BEGIN EXTRACTED DATA

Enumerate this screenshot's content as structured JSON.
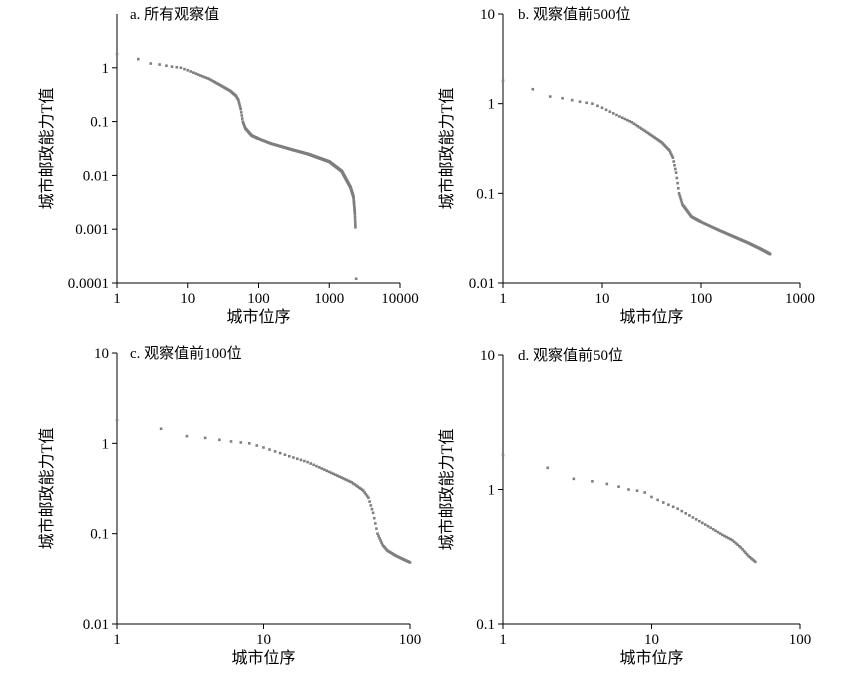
{
  "chart_data": [
    {
      "type": "scatter",
      "title": "a. 所有观察值",
      "xlabel": "城市位序",
      "ylabel": "城市邮政能力T值",
      "xscale": "log",
      "yscale": "log",
      "xlim": [
        1,
        10000
      ],
      "ylim": [
        0.0001,
        10
      ],
      "xticks": [
        1,
        10,
        100,
        1000,
        10000
      ],
      "xtick_labels": [
        "1",
        "10",
        "100",
        "1000",
        "10000"
      ],
      "yticks": [
        0.0001,
        0.001,
        0.01,
        0.1,
        1
      ],
      "ytick_labels": [
        "0.0001",
        "0.001",
        "0.01",
        "0.1",
        "1"
      ],
      "marker_color": "#7f7f7f",
      "curve": [
        [
          1,
          1.8
        ],
        [
          2,
          1.45
        ],
        [
          3,
          1.2
        ],
        [
          4,
          1.15
        ],
        [
          6,
          1.05
        ],
        [
          8,
          1.0
        ],
        [
          10,
          0.9
        ],
        [
          15,
          0.72
        ],
        [
          20,
          0.62
        ],
        [
          30,
          0.46
        ],
        [
          40,
          0.37
        ],
        [
          48,
          0.3
        ],
        [
          52,
          0.25
        ],
        [
          56,
          0.17
        ],
        [
          60,
          0.1
        ],
        [
          65,
          0.075
        ],
        [
          80,
          0.055
        ],
        [
          100,
          0.048
        ],
        [
          150,
          0.039
        ],
        [
          200,
          0.035
        ],
        [
          300,
          0.03
        ],
        [
          500,
          0.025
        ],
        [
          800,
          0.02
        ],
        [
          1000,
          0.018
        ],
        [
          1500,
          0.012
        ],
        [
          2000,
          0.006
        ],
        [
          2200,
          0.004
        ],
        [
          2300,
          0.002
        ],
        [
          2350,
          0.001
        ]
      ],
      "outliers": [
        [
          2400,
          0.00012
        ]
      ]
    },
    {
      "type": "scatter",
      "title": "b. 观察值前500位",
      "xlabel": "城市位序",
      "ylabel": "城市邮政能力T值",
      "xscale": "log",
      "yscale": "log",
      "xlim": [
        1,
        1000
      ],
      "ylim": [
        0.01,
        10
      ],
      "xticks": [
        1,
        10,
        100,
        1000
      ],
      "xtick_labels": [
        "1",
        "10",
        "100",
        "1000"
      ],
      "yticks": [
        0.01,
        0.1,
        1,
        10
      ],
      "ytick_labels": [
        "0.01",
        "0.1",
        "1",
        "10"
      ],
      "marker_color": "#7f7f7f",
      "curve": [
        [
          1,
          1.8
        ],
        [
          2,
          1.45
        ],
        [
          3,
          1.2
        ],
        [
          4,
          1.15
        ],
        [
          6,
          1.05
        ],
        [
          8,
          1.0
        ],
        [
          10,
          0.9
        ],
        [
          15,
          0.72
        ],
        [
          20,
          0.62
        ],
        [
          30,
          0.46
        ],
        [
          40,
          0.37
        ],
        [
          48,
          0.3
        ],
        [
          52,
          0.25
        ],
        [
          56,
          0.17
        ],
        [
          60,
          0.1
        ],
        [
          65,
          0.075
        ],
        [
          80,
          0.055
        ],
        [
          100,
          0.048
        ],
        [
          150,
          0.039
        ],
        [
          200,
          0.034
        ],
        [
          300,
          0.028
        ],
        [
          400,
          0.024
        ],
        [
          500,
          0.021
        ]
      ],
      "outliers": []
    },
    {
      "type": "scatter",
      "title": "c. 观察值前100位",
      "xlabel": "城市位序",
      "ylabel": "城市邮政能力T值",
      "xscale": "log",
      "yscale": "log",
      "xlim": [
        1,
        100
      ],
      "ylim": [
        0.01,
        10
      ],
      "xticks": [
        1,
        10,
        100
      ],
      "xtick_labels": [
        "1",
        "10",
        "100"
      ],
      "yticks": [
        0.01,
        0.1,
        1,
        10
      ],
      "ytick_labels": [
        "0.01",
        "0.1",
        "1",
        "10"
      ],
      "marker_color": "#7f7f7f",
      "curve": [
        [
          1,
          1.8
        ],
        [
          2,
          1.45
        ],
        [
          3,
          1.2
        ],
        [
          4,
          1.15
        ],
        [
          6,
          1.05
        ],
        [
          8,
          1.0
        ],
        [
          10,
          0.9
        ],
        [
          15,
          0.72
        ],
        [
          20,
          0.62
        ],
        [
          30,
          0.46
        ],
        [
          40,
          0.37
        ],
        [
          48,
          0.3
        ],
        [
          52,
          0.25
        ],
        [
          56,
          0.17
        ],
        [
          60,
          0.1
        ],
        [
          65,
          0.075
        ],
        [
          70,
          0.065
        ],
        [
          80,
          0.057
        ],
        [
          90,
          0.052
        ],
        [
          100,
          0.048
        ]
      ],
      "outliers": []
    },
    {
      "type": "scatter",
      "title": "d. 观察值前50位",
      "xlabel": "城市位序",
      "ylabel": "城市邮政能力T值",
      "xscale": "log",
      "yscale": "log",
      "xlim": [
        1,
        100
      ],
      "ylim": [
        0.1,
        10
      ],
      "xticks": [
        1,
        10,
        100
      ],
      "xtick_labels": [
        "1",
        "10",
        "100"
      ],
      "yticks": [
        0.1,
        1,
        10
      ],
      "ytick_labels": [
        "0.1",
        "1",
        "10"
      ],
      "marker_color": "#7f7f7f",
      "curve": [
        [
          1,
          1.8
        ],
        [
          2,
          1.45
        ],
        [
          3,
          1.2
        ],
        [
          4,
          1.15
        ],
        [
          5,
          1.1
        ],
        [
          6,
          1.05
        ],
        [
          7,
          1.0
        ],
        [
          8,
          0.98
        ],
        [
          9,
          0.95
        ],
        [
          10,
          0.88
        ],
        [
          12,
          0.8
        ],
        [
          15,
          0.72
        ],
        [
          20,
          0.6
        ],
        [
          25,
          0.52
        ],
        [
          30,
          0.46
        ],
        [
          35,
          0.42
        ],
        [
          40,
          0.37
        ],
        [
          45,
          0.32
        ],
        [
          50,
          0.29
        ]
      ],
      "outliers": []
    }
  ]
}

END EXTRACTED DATA

## [REQUIREMENT]
Ignore the images and quote every line of the listing exactly.

## [SOLUTION FOR THIS TASK]
Enumerate this screenshot's content as structured JSON.
{
  "chart_data": [
    {
      "type": "scatter",
      "title": "a. 所有观察值",
      "xlabel": "城市位序",
      "ylabel": "城市邮政能力T值",
      "xscale": "log",
      "yscale": "log",
      "xlim": [
        1,
        10000
      ],
      "ylim": [
        0.0001,
        10
      ],
      "xticks": [
        1,
        10,
        100,
        1000,
        10000
      ],
      "xtick_labels": [
        "1",
        "10",
        "100",
        "1000",
        "10000"
      ],
      "yticks": [
        0.0001,
        0.001,
        0.01,
        0.1,
        1
      ],
      "ytick_labels": [
        "0.0001",
        "0.001",
        "0.01",
        "0.1",
        "1"
      ],
      "marker_color": "#7f7f7f",
      "curve": [
        [
          1,
          1.8
        ],
        [
          2,
          1.45
        ],
        [
          3,
          1.2
        ],
        [
          4,
          1.15
        ],
        [
          6,
          1.05
        ],
        [
          8,
          1.0
        ],
        [
          10,
          0.9
        ],
        [
          15,
          0.72
        ],
        [
          20,
          0.62
        ],
        [
          30,
          0.46
        ],
        [
          40,
          0.37
        ],
        [
          48,
          0.3
        ],
        [
          52,
          0.25
        ],
        [
          56,
          0.17
        ],
        [
          60,
          0.1
        ],
        [
          65,
          0.075
        ],
        [
          80,
          0.055
        ],
        [
          100,
          0.048
        ],
        [
          150,
          0.039
        ],
        [
          200,
          0.035
        ],
        [
          300,
          0.03
        ],
        [
          500,
          0.025
        ],
        [
          800,
          0.02
        ],
        [
          1000,
          0.018
        ],
        [
          1500,
          0.012
        ],
        [
          2000,
          0.006
        ],
        [
          2200,
          0.004
        ],
        [
          2300,
          0.002
        ],
        [
          2350,
          0.001
        ]
      ],
      "outliers": [
        [
          2400,
          0.00012
        ]
      ]
    },
    {
      "type": "scatter",
      "title": "b. 观察值前500位",
      "xlabel": "城市位序",
      "ylabel": "城市邮政能力T值",
      "xscale": "log",
      "yscale": "log",
      "xlim": [
        1,
        1000
      ],
      "ylim": [
        0.01,
        10
      ],
      "xticks": [
        1,
        10,
        100,
        1000
      ],
      "xtick_labels": [
        "1",
        "10",
        "100",
        "1000"
      ],
      "yticks": [
        0.01,
        0.1,
        1,
        10
      ],
      "ytick_labels": [
        "0.01",
        "0.1",
        "1",
        "10"
      ],
      "marker_color": "#7f7f7f",
      "curve": [
        [
          1,
          1.8
        ],
        [
          2,
          1.45
        ],
        [
          3,
          1.2
        ],
        [
          4,
          1.15
        ],
        [
          6,
          1.05
        ],
        [
          8,
          1.0
        ],
        [
          10,
          0.9
        ],
        [
          15,
          0.72
        ],
        [
          20,
          0.62
        ],
        [
          30,
          0.46
        ],
        [
          40,
          0.37
        ],
        [
          48,
          0.3
        ],
        [
          52,
          0.25
        ],
        [
          56,
          0.17
        ],
        [
          60,
          0.1
        ],
        [
          65,
          0.075
        ],
        [
          80,
          0.055
        ],
        [
          100,
          0.048
        ],
        [
          150,
          0.039
        ],
        [
          200,
          0.034
        ],
        [
          300,
          0.028
        ],
        [
          400,
          0.024
        ],
        [
          500,
          0.021
        ]
      ],
      "outliers": []
    },
    {
      "type": "scatter",
      "title": "c. 观察值前100位",
      "xlabel": "城市位序",
      "ylabel": "城市邮政能力T值",
      "xscale": "log",
      "yscale": "log",
      "xlim": [
        1,
        100
      ],
      "ylim": [
        0.01,
        10
      ],
      "xticks": [
        1,
        10,
        100
      ],
      "xtick_labels": [
        "1",
        "10",
        "100"
      ],
      "yticks": [
        0.01,
        0.1,
        1,
        10
      ],
      "ytick_labels": [
        "0.01",
        "0.1",
        "1",
        "10"
      ],
      "marker_color": "#7f7f7f",
      "curve": [
        [
          1,
          1.8
        ],
        [
          2,
          1.45
        ],
        [
          3,
          1.2
        ],
        [
          4,
          1.15
        ],
        [
          6,
          1.05
        ],
        [
          8,
          1.0
        ],
        [
          10,
          0.9
        ],
        [
          15,
          0.72
        ],
        [
          20,
          0.62
        ],
        [
          30,
          0.46
        ],
        [
          40,
          0.37
        ],
        [
          48,
          0.3
        ],
        [
          52,
          0.25
        ],
        [
          56,
          0.17
        ],
        [
          60,
          0.1
        ],
        [
          65,
          0.075
        ],
        [
          70,
          0.065
        ],
        [
          80,
          0.057
        ],
        [
          90,
          0.052
        ],
        [
          100,
          0.048
        ]
      ],
      "outliers": []
    },
    {
      "type": "scatter",
      "title": "d. 观察值前50位",
      "xlabel": "城市位序",
      "ylabel": "城市邮政能力T值",
      "xscale": "log",
      "yscale": "log",
      "xlim": [
        1,
        100
      ],
      "ylim": [
        0.1,
        10
      ],
      "xticks": [
        1,
        10,
        100
      ],
      "xtick_labels": [
        "1",
        "10",
        "100"
      ],
      "yticks": [
        0.1,
        1,
        10
      ],
      "ytick_labels": [
        "0.1",
        "1",
        "10"
      ],
      "marker_color": "#7f7f7f",
      "curve": [
        [
          1,
          1.8
        ],
        [
          2,
          1.45
        ],
        [
          3,
          1.2
        ],
        [
          4,
          1.15
        ],
        [
          5,
          1.1
        ],
        [
          6,
          1.05
        ],
        [
          7,
          1.0
        ],
        [
          8,
          0.98
        ],
        [
          9,
          0.95
        ],
        [
          10,
          0.88
        ],
        [
          12,
          0.8
        ],
        [
          15,
          0.72
        ],
        [
          20,
          0.6
        ],
        [
          25,
          0.52
        ],
        [
          30,
          0.46
        ],
        [
          35,
          0.42
        ],
        [
          40,
          0.37
        ],
        [
          45,
          0.32
        ],
        [
          50,
          0.29
        ]
      ],
      "outliers": []
    }
  ]
}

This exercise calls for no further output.